--- Records provided ---

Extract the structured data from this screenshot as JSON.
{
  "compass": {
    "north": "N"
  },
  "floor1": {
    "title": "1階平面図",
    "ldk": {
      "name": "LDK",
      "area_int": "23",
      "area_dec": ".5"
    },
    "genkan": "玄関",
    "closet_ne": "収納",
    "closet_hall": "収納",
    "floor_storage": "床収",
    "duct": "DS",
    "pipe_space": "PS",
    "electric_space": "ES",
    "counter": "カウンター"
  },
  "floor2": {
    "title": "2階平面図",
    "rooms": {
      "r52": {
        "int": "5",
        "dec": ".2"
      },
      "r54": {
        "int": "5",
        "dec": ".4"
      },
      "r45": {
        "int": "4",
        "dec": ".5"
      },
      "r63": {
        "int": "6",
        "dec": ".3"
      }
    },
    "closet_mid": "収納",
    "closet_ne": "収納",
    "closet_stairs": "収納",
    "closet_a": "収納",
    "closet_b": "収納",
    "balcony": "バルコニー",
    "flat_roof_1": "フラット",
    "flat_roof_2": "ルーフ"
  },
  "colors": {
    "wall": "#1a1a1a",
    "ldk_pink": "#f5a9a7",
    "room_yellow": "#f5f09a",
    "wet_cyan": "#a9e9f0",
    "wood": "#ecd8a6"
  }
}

---

> [Set task]
Word for word, write out all of the data above.

> [Solution to this exercise]
Extract the structured data from this screenshot as JSON.
{
  "compass": {
    "north": "N"
  },
  "floor1": {
    "title": "1階平面図",
    "ldk": {
      "name": "LDK",
      "area_int": "23",
      "area_dec": ".5"
    },
    "genkan": "玄関",
    "closet_ne": "収納",
    "closet_hall": "収納",
    "floor_storage": "床収",
    "duct": "DS",
    "pipe_space": "PS",
    "electric_space": "ES",
    "counter": "カウンター"
  },
  "floor2": {
    "title": "2階平面図",
    "rooms": {
      "r52": {
        "int": "5",
        "dec": ".2"
      },
      "r54": {
        "int": "5",
        "dec": ".4"
      },
      "r45": {
        "int": "4",
        "dec": ".5"
      },
      "r63": {
        "int": "6",
        "dec": ".3"
      }
    },
    "closet_mid": "収納",
    "closet_ne": "収納",
    "closet_stairs": "収納",
    "closet_a": "収納",
    "closet_b": "収納",
    "balcony": "バルコニー",
    "flat_roof_1": "フラット",
    "flat_roof_2": "ルーフ"
  },
  "colors": {
    "wall": "#1a1a1a",
    "ldk_pink": "#f5a9a7",
    "room_yellow": "#f5f09a",
    "wet_cyan": "#a9e9f0",
    "wood": "#ecd8a6"
  }
}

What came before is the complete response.